* _PROVIDED DATA_:
======

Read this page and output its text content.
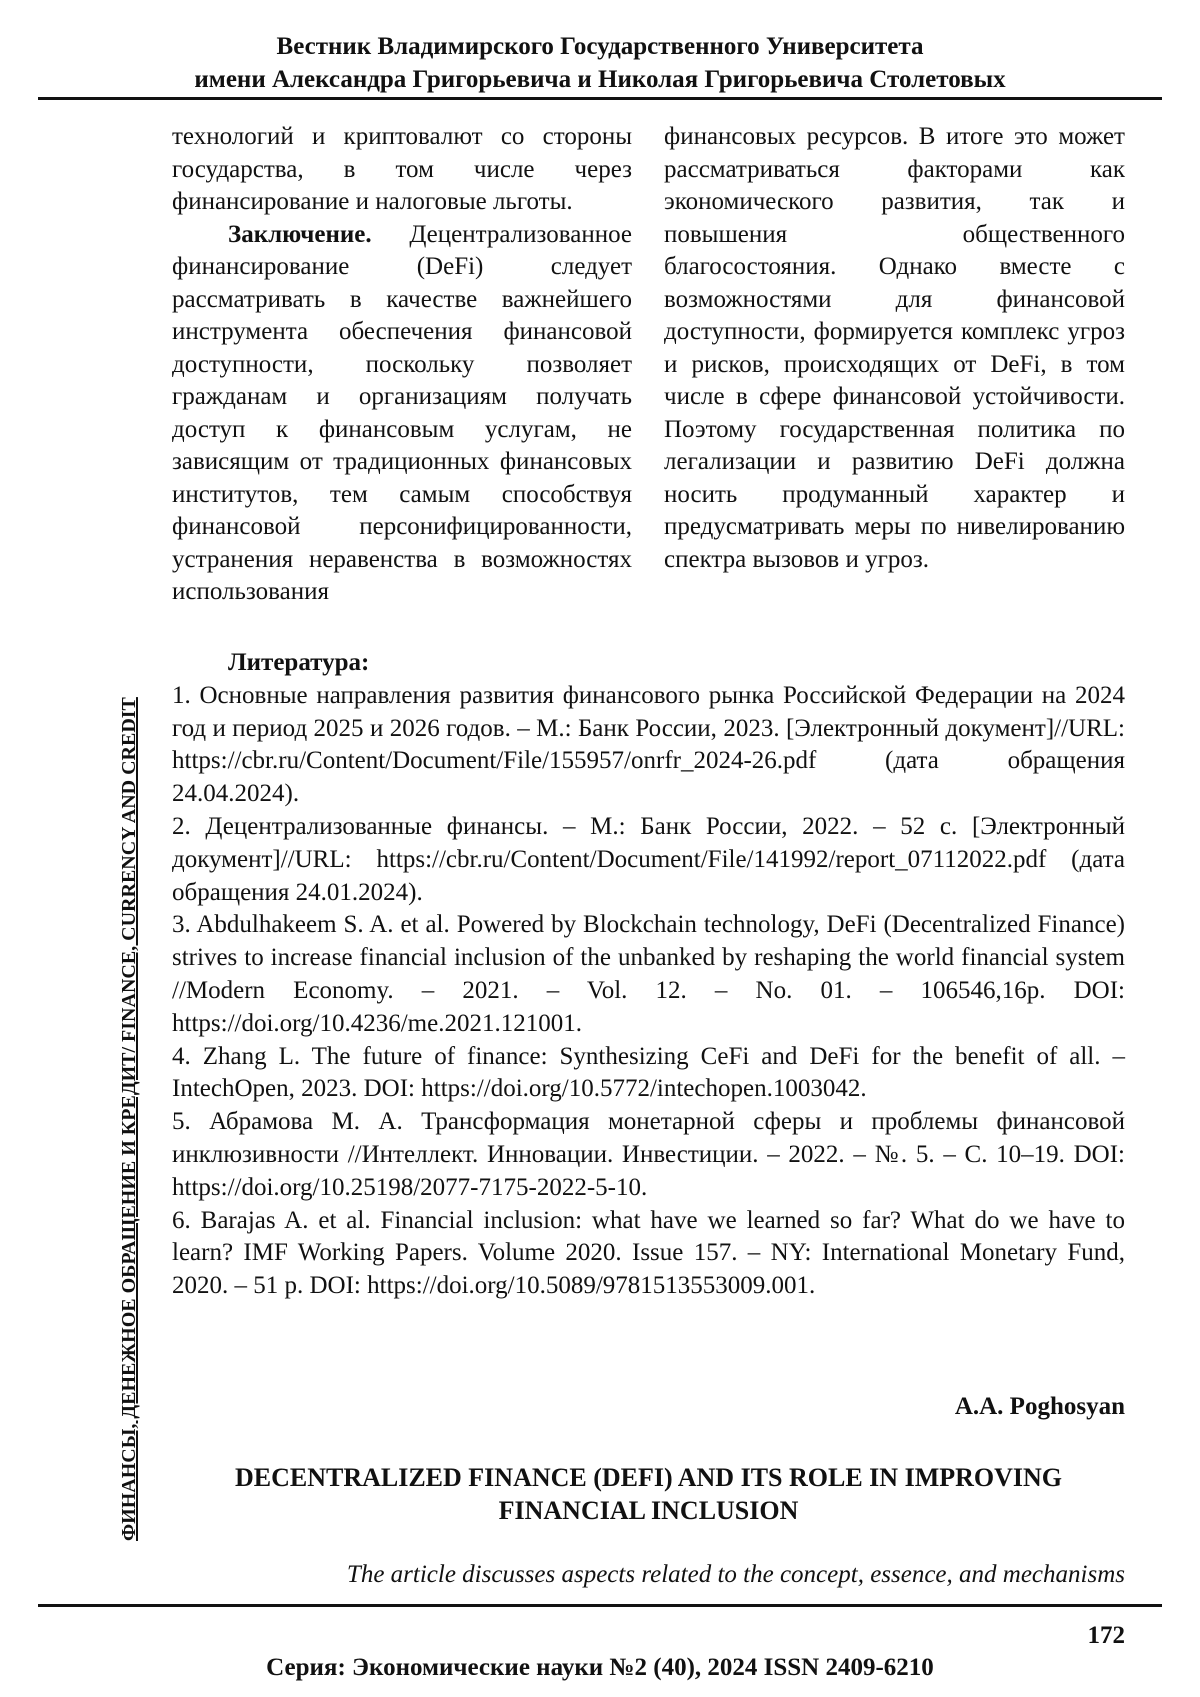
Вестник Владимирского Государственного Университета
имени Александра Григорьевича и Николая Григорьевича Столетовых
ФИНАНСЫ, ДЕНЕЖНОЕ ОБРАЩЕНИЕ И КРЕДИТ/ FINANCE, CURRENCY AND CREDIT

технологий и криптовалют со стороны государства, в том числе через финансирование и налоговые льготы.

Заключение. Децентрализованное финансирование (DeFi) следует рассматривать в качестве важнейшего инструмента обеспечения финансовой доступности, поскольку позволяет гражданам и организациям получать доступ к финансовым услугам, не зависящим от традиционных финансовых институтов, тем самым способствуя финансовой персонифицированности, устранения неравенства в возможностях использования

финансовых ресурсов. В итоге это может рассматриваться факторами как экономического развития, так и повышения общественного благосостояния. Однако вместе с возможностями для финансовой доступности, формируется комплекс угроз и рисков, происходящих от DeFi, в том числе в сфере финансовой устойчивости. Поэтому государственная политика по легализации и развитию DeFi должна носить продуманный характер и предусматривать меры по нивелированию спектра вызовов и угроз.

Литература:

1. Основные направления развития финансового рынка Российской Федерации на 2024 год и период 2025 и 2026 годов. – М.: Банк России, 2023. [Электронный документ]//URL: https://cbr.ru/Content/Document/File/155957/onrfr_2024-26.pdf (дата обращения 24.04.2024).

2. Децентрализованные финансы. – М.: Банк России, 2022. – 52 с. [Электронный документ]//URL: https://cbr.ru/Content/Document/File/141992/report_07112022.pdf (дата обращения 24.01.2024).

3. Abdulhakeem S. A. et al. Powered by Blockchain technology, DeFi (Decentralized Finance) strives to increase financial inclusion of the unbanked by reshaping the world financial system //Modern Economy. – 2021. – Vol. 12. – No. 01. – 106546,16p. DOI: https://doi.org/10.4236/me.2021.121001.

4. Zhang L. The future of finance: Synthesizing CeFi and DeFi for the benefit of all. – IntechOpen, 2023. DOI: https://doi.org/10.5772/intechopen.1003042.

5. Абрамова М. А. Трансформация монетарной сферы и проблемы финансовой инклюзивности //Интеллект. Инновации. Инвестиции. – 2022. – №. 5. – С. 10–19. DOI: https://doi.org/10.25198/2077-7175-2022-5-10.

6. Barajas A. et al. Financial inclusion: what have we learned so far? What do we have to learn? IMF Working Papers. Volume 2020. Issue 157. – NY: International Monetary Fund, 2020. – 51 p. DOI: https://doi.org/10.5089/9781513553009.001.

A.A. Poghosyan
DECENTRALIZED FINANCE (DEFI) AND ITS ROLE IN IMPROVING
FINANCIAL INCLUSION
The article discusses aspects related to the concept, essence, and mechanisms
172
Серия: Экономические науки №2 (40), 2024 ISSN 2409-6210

======

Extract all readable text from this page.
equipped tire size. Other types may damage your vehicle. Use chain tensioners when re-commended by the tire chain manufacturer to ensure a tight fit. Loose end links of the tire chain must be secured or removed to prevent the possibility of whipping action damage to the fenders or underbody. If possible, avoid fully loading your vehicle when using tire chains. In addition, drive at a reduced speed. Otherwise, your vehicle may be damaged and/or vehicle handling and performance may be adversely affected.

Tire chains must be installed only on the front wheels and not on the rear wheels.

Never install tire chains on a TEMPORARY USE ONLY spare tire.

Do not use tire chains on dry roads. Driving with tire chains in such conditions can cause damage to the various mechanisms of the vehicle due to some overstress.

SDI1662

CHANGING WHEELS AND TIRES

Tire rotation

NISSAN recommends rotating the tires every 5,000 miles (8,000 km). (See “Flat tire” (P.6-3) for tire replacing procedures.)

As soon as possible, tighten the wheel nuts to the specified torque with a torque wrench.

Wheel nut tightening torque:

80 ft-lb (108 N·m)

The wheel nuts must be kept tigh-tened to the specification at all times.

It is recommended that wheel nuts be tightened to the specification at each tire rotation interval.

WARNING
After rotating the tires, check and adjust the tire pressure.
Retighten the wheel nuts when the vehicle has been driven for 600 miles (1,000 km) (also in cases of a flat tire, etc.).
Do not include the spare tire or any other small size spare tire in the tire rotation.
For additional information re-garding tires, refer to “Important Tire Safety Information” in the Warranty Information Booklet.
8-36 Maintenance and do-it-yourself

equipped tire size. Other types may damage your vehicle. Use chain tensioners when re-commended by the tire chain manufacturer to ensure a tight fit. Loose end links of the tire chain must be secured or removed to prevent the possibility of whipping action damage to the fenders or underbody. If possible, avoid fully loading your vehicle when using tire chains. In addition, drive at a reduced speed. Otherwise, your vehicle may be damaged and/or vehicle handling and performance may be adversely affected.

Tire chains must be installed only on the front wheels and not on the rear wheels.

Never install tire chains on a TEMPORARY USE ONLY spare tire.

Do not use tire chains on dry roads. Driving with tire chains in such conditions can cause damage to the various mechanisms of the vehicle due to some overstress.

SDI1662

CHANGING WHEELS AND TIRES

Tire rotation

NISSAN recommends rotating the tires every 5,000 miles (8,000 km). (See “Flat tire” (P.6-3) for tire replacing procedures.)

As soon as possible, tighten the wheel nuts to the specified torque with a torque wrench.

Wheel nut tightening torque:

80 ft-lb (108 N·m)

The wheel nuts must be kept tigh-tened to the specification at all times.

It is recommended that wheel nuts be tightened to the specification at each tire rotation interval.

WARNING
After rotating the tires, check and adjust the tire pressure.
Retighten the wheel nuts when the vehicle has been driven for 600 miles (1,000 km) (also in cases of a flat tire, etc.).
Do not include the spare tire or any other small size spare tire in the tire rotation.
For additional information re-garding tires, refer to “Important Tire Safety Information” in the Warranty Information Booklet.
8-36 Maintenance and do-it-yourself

======

* _WHAT IS BEING ASKED_:
From the listing above, report the number of lines containing the string "text", without any accompanying remarks.

* _FULL RESPONSE_:
2